**HOW TO COMPLETE THIS TASK:**
The entries are to be returned exactly, with images left out.

---------------

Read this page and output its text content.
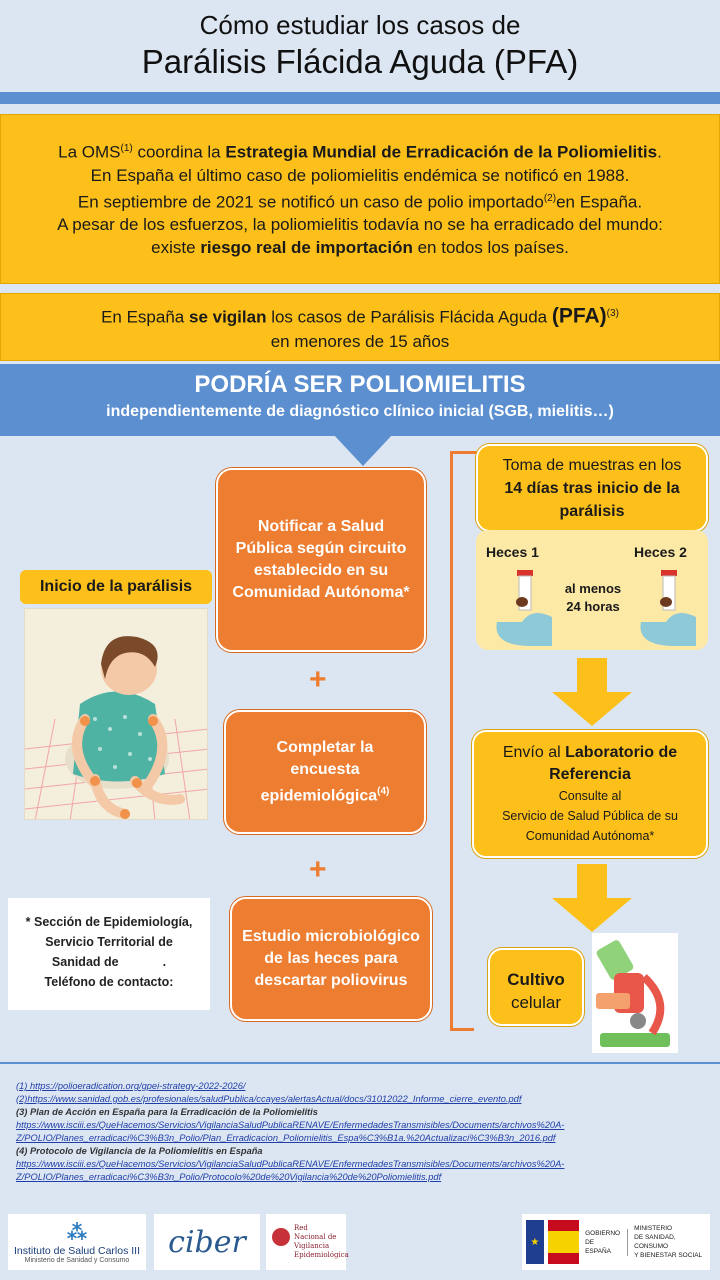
Cómo estudiar los casos de
Parálisis Flácida Aguda (PFA)
La OMS$^{(1)}$ coordina la Estrategia Mundial de Erradicación de la Poliomielitis.
En España el último caso de poliomielitis endémica se notificó en 1988.
En septiembre de 2021 se notificó un caso de polio importado$^{(2)}$en España.
A pesar de los esfuerzos, la poliomielitis todavía no se ha erradicado del mundo:
existe riesgo real de importación en todos los países.
En España se vigilan los casos de Parálisis Flácida Aguda (PFA)$^{(3)}$
en menores de 15 años
PODRÍA SER POLIOMIELITIS
independientemente de diagnóstico clínico inicial (SGB, mielitis…)
Notificar a Salud Pública según circuito establecido en su Comunidad Autónoma*
+
Completar la encuesta epidemiológica$^{(4)}$
+
Estudio microbiológico de las heces para descartar poliovirus
Inicio de la parálisis
* Sección de Epidemiología,
Servicio Territorial de
Sanidad de	.
Teléfono de contacto:
Toma de muestras en los
14 días tras inicio de la parálisis
Heces 1	Heces 2
al menos
24 horas
Envío al Laboratorio de
Referencia
Consulte al
Servicio de Salud Pública de su
Comunidad Autónoma*
Cultivo
celular
(1) https://polioeradication.org/gpei-strategy-2022-2026/
(2)https://www.sanidad.gob.es/profesionales/saludPublica/ccayes/alertasActual/docs/31012022_Informe_cierre_evento.pdf
(3) Plan de Acción en España para la Erradicación de la Poliomielitis
https://www.isciii.es/QueHacemos/Servicios/VigilanciaSaludPublicaRENAVE/EnfermedadesTransmisibles/Documents/archivos%20A-
Z/POLIO/Planes_erradicaci%C3%B3n_Polio/Plan_Erradicacion_Poliomielitis_Espa%C3%B1a.%20Actualizaci%C3%B3n_2016.pdf
(4) Protocolo de Vigilancia de la Poliomielitis en España
https://www.isciii.es/QueHacemos/Servicios/VigilanciaSaludPublicaRENAVE/EnfermedadesTransmisibles/Documents/archivos%20A-
Z/POLIO/Planes_erradicaci%C3%B3n_Polio/Protocolo%20de%20Vigilancia%20de%20Poliomielitis.pdf
⁂
Instituto de Salud Carlos III
Ministerio de Sanidad y Consumo
ciber	Red
Nacional de
Vigilancia
Epidemiológica
★
GOBIERNO
DE ESPAÑA
MINISTERIO
DE SANIDAD, CONSUMO
Y BIENESTAR SOCIAL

---------------

**OUTPUT FOR THIS EXERCISE:**
Read this page and output its text content.
Cómo estudiar los casos de
Parálisis Flácida Aguda (PFA)
La OMS$^{(1)}$ coordina la Estrategia Mundial de Erradicación de la Poliomielitis.
En España el último caso de poliomielitis endémica se notificó en 1988.
En septiembre de 2021 se notificó un caso de polio importado$^{(2)}$en España.
A pesar de los esfuerzos, la poliomielitis todavía no se ha erradicado del mundo:
existe riesgo real de importación en todos los países.
En España se vigilan los casos de Parálisis Flácida Aguda (PFA)$^{(3)}$
en menores de 15 años
PODRÍA SER POLIOMIELITIS
independientemente de diagnóstico clínico inicial (SGB, mielitis…)
Notificar a Salud Pública según circuito establecido en su Comunidad Autónoma*
+
Completar la encuesta epidemiológica$^{(4)}$
+
Estudio microbiológico de las heces para descartar poliovirus
Inicio de la parálisis
* Sección de Epidemiología,
Servicio Territorial de
Sanidad de	.
Teléfono de contacto:
Toma de muestras en los
14 días tras inicio de la parálisis
Heces 1	Heces 2
al menos
24 horas
Envío al Laboratorio de
Referencia
Consulte al
Servicio de Salud Pública de su
Comunidad Autónoma*
Cultivo
celular
(1) https://polioeradication.org/gpei-strategy-2022-2026/
(2)https://www.sanidad.gob.es/profesionales/saludPublica/ccayes/alertasActual/docs/31012022_Informe_cierre_evento.pdf
(3) Plan de Acción en España para la Erradicación de la Poliomielitis
https://www.isciii.es/QueHacemos/Servicios/VigilanciaSaludPublicaRENAVE/EnfermedadesTransmisibles/Documents/archivos%20A-
Z/POLIO/Planes_erradicaci%C3%B3n_Polio/Plan_Erradicacion_Poliomielitis_Espa%C3%B1a.%20Actualizaci%C3%B3n_2016.pdf
(4) Protocolo de Vigilancia de la Poliomielitis en España
https://www.isciii.es/QueHacemos/Servicios/VigilanciaSaludPublicaRENAVE/EnfermedadesTransmisibles/Documents/archivos%20A-
Z/POLIO/Planes_erradicaci%C3%B3n_Polio/Protocolo%20de%20Vigilancia%20de%20Poliomielitis.pdf
⁂
Instituto de Salud Carlos III
Ministerio de Sanidad y Consumo
ciber	Red
Nacional de
Vigilancia
Epidemiológica
★
GOBIERNO
DE ESPAÑA
MINISTERIO
DE SANIDAD, CONSUMO
Y BIENESTAR SOCIAL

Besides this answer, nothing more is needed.